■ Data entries
>>>>
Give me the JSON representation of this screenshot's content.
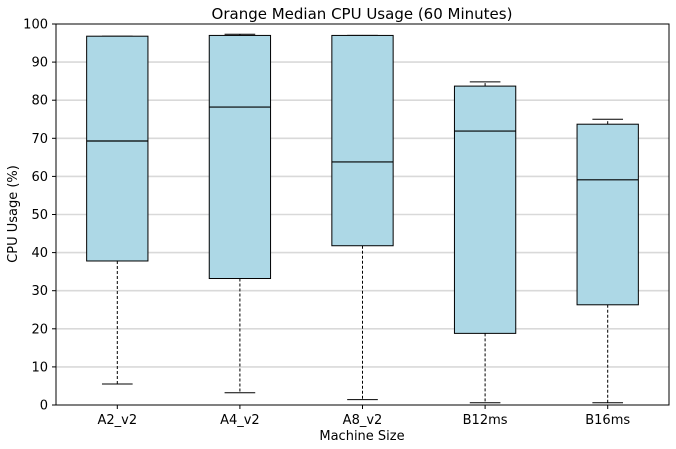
{
  "chart_data": {
    "type": "box",
    "title": "Orange Median CPU Usage (60 Minutes)",
    "xlabel": "Machine Size",
    "ylabel": "CPU Usage (%)",
    "ylim": [
      0,
      100
    ],
    "yticks": [
      0,
      10,
      20,
      30,
      40,
      50,
      60,
      70,
      80,
      90,
      100
    ],
    "grid": "horizontal",
    "box_color": "#add8e6",
    "categories": [
      "A2_v2",
      "A4_v2",
      "A8_v2",
      "B12ms",
      "B16ms"
    ],
    "boxes": [
      {
        "category": "A2_v2",
        "whisker_low": 5.5,
        "q1": 37.8,
        "median": 69.3,
        "q3": 96.8,
        "whisker_high": 96.8
      },
      {
        "category": "A4_v2",
        "whisker_low": 3.2,
        "q1": 33.2,
        "median": 78.2,
        "q3": 97.0,
        "whisker_high": 97.3
      },
      {
        "category": "A8_v2",
        "whisker_low": 1.4,
        "q1": 41.8,
        "median": 63.8,
        "q3": 97.0,
        "whisker_high": 97.0
      },
      {
        "category": "B12ms",
        "whisker_low": 0.6,
        "q1": 18.8,
        "median": 71.9,
        "q3": 83.7,
        "whisker_high": 84.8
      },
      {
        "category": "B16ms",
        "whisker_low": 0.6,
        "q1": 26.3,
        "median": 59.1,
        "q3": 73.7,
        "whisker_high": 75.0
      }
    ]
  }
}
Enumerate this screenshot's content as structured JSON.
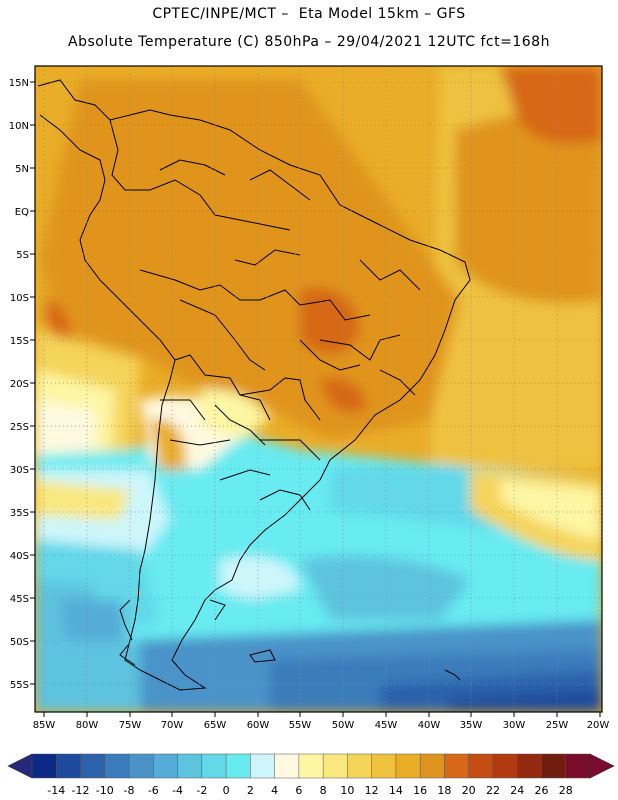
{
  "header": {
    "line1": "CPTEC/INPE/MCT –  Eta Model 15km – GFS",
    "line2": "Absolute Temperature (C) 850hPa – 29/04/2021 12UTC fct=168h"
  },
  "lat_labels": [
    "15N",
    "10N",
    "5N",
    "EQ",
    "5S",
    "10S",
    "15S",
    "20S",
    "25S",
    "30S",
    "35S",
    "40S",
    "45S",
    "50S",
    "55S"
  ],
  "lon_labels": [
    "85W",
    "80W",
    "75W",
    "70W",
    "65W",
    "60W",
    "55W",
    "50W",
    "45W",
    "40W",
    "35W",
    "30W",
    "25W",
    "20W"
  ],
  "legend": {
    "labels": [
      "-14",
      "-12",
      "-10",
      "-8",
      "-6",
      "-4",
      "-2",
      "0",
      "2",
      "4",
      "6",
      "8",
      "10",
      "12",
      "14",
      "16",
      "18",
      "20",
      "22",
      "24",
      "26",
      "28"
    ],
    "colors": [
      "#0b2a85",
      "#1d4a9c",
      "#2b62ab",
      "#3a7bbb",
      "#4a93c9",
      "#55acd6",
      "#5dc3df",
      "#62d8e9",
      "#67ebf1",
      "#cdf6fb",
      "#fef9e0",
      "#fdf6a3",
      "#f9e880",
      "#f5d45a",
      "#eec23f",
      "#e9ad28",
      "#e0941d",
      "#d76817",
      "#c54d13",
      "#b13a10",
      "#932a10",
      "#6f1d0c",
      "#780c2a"
    ],
    "low_arrow_color": "#26297a",
    "high_arrow_color": "#7a0a2e"
  }
}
<<<<
■ Request
The pictures should not appear in the copy; every other part of the records above must be returned exactly.

■ Correct answer
Give me the JSON representation of this screenshot's content.
{
  "chart_data": {
    "type": "box",
    "title": "Orange Median CPU Usage (60 Minutes)",
    "xlabel": "Machine Size",
    "ylabel": "CPU Usage (%)",
    "ylim": [
      0,
      100
    ],
    "yticks": [
      0,
      10,
      20,
      30,
      40,
      50,
      60,
      70,
      80,
      90,
      100
    ],
    "grid": "horizontal",
    "box_color": "#add8e6",
    "categories": [
      "A2_v2",
      "A4_v2",
      "A8_v2",
      "B12ms",
      "B16ms"
    ],
    "boxes": [
      {
        "category": "A2_v2",
        "whisker_low": 5.5,
        "q1": 37.8,
        "median": 69.3,
        "q3": 96.8,
        "whisker_high": 96.8
      },
      {
        "category": "A4_v2",
        "whisker_low": 3.2,
        "q1": 33.2,
        "median": 78.2,
        "q3": 97.0,
        "whisker_high": 97.3
      },
      {
        "category": "A8_v2",
        "whisker_low": 1.4,
        "q1": 41.8,
        "median": 63.8,
        "q3": 97.0,
        "whisker_high": 97.0
      },
      {
        "category": "B12ms",
        "whisker_low": 0.6,
        "q1": 18.8,
        "median": 71.9,
        "q3": 83.7,
        "whisker_high": 84.8
      },
      {
        "category": "B16ms",
        "whisker_low": 0.6,
        "q1": 26.3,
        "median": 59.1,
        "q3": 73.7,
        "whisker_high": 75.0
      }
    ]
  }
}
Enumerate this screenshot's content as structured JSON.
{
  "header": {
    "line1": "CPTEC/INPE/MCT –  Eta Model 15km – GFS",
    "line2": "Absolute Temperature (C) 850hPa – 29/04/2021 12UTC fct=168h"
  },
  "lat_labels": [
    "15N",
    "10N",
    "5N",
    "EQ",
    "5S",
    "10S",
    "15S",
    "20S",
    "25S",
    "30S",
    "35S",
    "40S",
    "45S",
    "50S",
    "55S"
  ],
  "lon_labels": [
    "85W",
    "80W",
    "75W",
    "70W",
    "65W",
    "60W",
    "55W",
    "50W",
    "45W",
    "40W",
    "35W",
    "30W",
    "25W",
    "20W"
  ],
  "legend": {
    "labels": [
      "-14",
      "-12",
      "-10",
      "-8",
      "-6",
      "-4",
      "-2",
      "0",
      "2",
      "4",
      "6",
      "8",
      "10",
      "12",
      "14",
      "16",
      "18",
      "20",
      "22",
      "24",
      "26",
      "28"
    ],
    "colors": [
      "#0b2a85",
      "#1d4a9c",
      "#2b62ab",
      "#3a7bbb",
      "#4a93c9",
      "#55acd6",
      "#5dc3df",
      "#62d8e9",
      "#67ebf1",
      "#cdf6fb",
      "#fef9e0",
      "#fdf6a3",
      "#f9e880",
      "#f5d45a",
      "#eec23f",
      "#e9ad28",
      "#e0941d",
      "#d76817",
      "#c54d13",
      "#b13a10",
      "#932a10",
      "#6f1d0c",
      "#780c2a"
    ],
    "low_arrow_color": "#26297a",
    "high_arrow_color": "#7a0a2e"
  }
}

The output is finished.